Entries from a dataset
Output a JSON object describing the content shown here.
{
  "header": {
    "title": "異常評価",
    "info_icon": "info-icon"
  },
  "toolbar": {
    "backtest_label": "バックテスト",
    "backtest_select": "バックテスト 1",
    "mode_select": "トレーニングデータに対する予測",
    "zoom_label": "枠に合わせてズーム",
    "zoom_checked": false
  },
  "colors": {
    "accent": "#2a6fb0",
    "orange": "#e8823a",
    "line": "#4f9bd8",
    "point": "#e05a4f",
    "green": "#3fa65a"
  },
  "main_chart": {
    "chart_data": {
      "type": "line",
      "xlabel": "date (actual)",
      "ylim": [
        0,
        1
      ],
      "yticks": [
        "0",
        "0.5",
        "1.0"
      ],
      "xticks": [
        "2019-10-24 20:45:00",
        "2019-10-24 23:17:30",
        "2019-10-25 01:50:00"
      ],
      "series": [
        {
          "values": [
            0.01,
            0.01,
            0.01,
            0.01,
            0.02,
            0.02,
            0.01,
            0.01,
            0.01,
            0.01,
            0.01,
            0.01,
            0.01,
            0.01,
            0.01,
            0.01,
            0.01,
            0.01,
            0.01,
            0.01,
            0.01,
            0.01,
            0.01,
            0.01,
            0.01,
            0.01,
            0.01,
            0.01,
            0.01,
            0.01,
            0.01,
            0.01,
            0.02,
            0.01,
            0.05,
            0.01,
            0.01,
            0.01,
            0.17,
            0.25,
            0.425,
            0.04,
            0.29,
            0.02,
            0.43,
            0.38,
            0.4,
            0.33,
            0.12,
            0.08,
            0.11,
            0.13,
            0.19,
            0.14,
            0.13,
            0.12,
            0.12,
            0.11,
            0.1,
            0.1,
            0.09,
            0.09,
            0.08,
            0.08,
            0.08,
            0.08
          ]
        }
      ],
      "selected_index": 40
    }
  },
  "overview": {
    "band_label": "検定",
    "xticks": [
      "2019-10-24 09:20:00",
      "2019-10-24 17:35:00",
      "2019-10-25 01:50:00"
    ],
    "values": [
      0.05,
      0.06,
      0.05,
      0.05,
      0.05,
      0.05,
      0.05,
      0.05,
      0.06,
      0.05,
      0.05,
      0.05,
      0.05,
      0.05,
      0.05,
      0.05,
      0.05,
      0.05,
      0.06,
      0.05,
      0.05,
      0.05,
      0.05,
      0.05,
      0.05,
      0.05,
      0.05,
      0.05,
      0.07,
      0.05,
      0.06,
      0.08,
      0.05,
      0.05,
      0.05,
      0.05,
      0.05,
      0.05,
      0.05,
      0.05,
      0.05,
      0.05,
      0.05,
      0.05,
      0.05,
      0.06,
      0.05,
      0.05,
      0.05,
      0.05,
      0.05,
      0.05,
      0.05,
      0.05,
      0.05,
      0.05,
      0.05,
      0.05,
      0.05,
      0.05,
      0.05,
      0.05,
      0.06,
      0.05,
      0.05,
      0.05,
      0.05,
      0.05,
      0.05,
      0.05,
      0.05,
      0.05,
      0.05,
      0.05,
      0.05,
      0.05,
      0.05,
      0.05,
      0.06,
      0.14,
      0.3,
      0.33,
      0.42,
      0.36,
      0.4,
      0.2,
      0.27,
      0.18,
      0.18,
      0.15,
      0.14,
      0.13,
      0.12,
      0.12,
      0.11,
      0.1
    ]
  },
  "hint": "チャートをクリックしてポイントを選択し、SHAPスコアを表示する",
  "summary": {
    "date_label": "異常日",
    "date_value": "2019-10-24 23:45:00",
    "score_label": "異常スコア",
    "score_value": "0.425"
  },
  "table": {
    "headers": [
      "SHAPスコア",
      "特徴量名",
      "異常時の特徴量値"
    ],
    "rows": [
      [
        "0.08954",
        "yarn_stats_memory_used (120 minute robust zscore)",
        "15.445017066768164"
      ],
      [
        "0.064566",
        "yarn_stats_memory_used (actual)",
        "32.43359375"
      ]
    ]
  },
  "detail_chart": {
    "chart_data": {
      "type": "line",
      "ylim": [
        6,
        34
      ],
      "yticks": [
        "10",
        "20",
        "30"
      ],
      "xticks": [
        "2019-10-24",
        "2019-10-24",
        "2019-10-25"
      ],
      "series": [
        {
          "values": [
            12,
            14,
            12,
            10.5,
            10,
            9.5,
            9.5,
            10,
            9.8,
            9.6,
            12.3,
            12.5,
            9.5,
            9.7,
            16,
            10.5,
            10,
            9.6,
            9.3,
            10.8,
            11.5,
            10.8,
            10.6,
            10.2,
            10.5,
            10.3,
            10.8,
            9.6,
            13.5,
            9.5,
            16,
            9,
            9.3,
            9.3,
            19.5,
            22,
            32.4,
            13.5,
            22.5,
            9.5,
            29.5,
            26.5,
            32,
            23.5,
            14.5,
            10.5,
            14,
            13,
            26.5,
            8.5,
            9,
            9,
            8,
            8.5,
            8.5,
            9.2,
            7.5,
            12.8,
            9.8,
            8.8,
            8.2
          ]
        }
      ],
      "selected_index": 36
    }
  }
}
--
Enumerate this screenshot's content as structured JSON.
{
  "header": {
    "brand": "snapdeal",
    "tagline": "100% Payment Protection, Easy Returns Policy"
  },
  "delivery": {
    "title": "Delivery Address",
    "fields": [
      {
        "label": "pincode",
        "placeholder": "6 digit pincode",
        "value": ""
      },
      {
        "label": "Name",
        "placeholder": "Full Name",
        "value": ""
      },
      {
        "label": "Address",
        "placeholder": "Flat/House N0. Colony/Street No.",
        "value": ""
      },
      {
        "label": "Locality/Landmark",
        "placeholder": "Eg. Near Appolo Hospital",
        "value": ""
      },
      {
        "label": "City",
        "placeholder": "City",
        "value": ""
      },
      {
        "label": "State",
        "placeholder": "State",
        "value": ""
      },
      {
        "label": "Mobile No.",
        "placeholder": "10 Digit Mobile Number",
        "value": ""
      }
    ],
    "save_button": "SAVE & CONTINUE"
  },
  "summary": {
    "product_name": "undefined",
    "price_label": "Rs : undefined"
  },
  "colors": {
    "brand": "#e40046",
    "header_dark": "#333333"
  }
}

_WHAT THE TASK REQUIRES_. Say how many lines hold the word "actual", giving the number and nothing else.

_ANSWER FOR THE TASK_. 2